— Start of Source records —
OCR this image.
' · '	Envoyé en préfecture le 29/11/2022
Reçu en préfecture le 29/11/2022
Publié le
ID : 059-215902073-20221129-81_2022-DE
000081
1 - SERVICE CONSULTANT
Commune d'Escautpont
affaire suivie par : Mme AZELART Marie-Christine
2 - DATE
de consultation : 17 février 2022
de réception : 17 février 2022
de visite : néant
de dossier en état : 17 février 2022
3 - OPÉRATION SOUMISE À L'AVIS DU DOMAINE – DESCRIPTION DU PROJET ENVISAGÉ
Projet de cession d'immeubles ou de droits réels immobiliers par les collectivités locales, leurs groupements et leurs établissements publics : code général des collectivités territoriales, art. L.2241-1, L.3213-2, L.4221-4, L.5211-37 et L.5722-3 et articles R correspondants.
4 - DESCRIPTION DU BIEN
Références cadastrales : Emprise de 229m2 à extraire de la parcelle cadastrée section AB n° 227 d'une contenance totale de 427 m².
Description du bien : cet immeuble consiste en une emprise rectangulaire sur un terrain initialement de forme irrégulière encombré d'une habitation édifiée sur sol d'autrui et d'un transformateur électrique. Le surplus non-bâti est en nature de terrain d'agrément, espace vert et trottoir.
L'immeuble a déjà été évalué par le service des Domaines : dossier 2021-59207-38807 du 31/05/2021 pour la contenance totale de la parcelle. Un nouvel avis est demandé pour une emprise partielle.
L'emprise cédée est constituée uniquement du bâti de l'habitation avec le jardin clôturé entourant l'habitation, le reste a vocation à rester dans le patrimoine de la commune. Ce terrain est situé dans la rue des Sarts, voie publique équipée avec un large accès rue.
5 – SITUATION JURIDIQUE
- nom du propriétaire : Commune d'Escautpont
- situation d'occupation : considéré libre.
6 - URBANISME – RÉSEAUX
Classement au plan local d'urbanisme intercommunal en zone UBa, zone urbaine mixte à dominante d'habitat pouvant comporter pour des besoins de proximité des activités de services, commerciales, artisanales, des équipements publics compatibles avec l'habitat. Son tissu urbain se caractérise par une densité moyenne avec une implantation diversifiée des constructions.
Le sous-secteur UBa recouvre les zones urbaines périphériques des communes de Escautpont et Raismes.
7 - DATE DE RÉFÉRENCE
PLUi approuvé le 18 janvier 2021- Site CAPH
— End of Source records —
• _Direction_:
Would you give the material above again, complete and exact?

• _Problem solution_:
OCR this image.
' · '	Envoyé en préfecture le 29/11/2022
Reçu en préfecture le 29/11/2022
Publié le
ID : 059-215902073-20221129-81_2022-DE
000081
1 - SERVICE CONSULTANT
Commune d'Escautpont
affaire suivie par : Mme AZELART Marie-Christine
2 - DATE
de consultation : 17 février 2022
de réception : 17 février 2022
de visite : néant
de dossier en état : 17 février 2022
3 - OPÉRATION SOUMISE À L'AVIS DU DOMAINE – DESCRIPTION DU PROJET ENVISAGÉ
Projet de cession d'immeubles ou de droits réels immobiliers par les collectivités locales, leurs groupements et leurs établissements publics : code général des collectivités territoriales, art. L.2241-1, L.3213-2, L.4221-4, L.5211-37 et L.5722-3 et articles R correspondants.
4 - DESCRIPTION DU BIEN
Références cadastrales : Emprise de 229m2 à extraire de la parcelle cadastrée section AB n° 227 d'une contenance totale de 427 m².
Description du bien : cet immeuble consiste en une emprise rectangulaire sur un terrain initialement de forme irrégulière encombré d'une habitation édifiée sur sol d'autrui et d'un transformateur électrique. Le surplus non-bâti est en nature de terrain d'agrément, espace vert et trottoir.
L'immeuble a déjà été évalué par le service des Domaines : dossier 2021-59207-38807 du 31/05/2021 pour la contenance totale de la parcelle. Un nouvel avis est demandé pour une emprise partielle.
L'emprise cédée est constituée uniquement du bâti de l'habitation avec le jardin clôturé entourant l'habitation, le reste a vocation à rester dans le patrimoine de la commune. Ce terrain est situé dans la rue des Sarts, voie publique équipée avec un large accès rue.
5 – SITUATION JURIDIQUE
- nom du propriétaire : Commune d'Escautpont
- situation d'occupation : considéré libre.
6 - URBANISME – RÉSEAUX
Classement au plan local d'urbanisme intercommunal en zone UBa, zone urbaine mixte à dominante d'habitat pouvant comporter pour des besoins de proximité des activités de services, commerciales, artisanales, des équipements publics compatibles avec l'habitat. Son tissu urbain se caractérise par une densité moyenne avec une implantation diversifiée des constructions.
Le sous-secteur UBa recouvre les zones urbaines périphériques des communes de Escautpont et Raismes.
7 - DATE DE RÉFÉRENCE
PLUi approuvé le 18 janvier 2021- Site CAPH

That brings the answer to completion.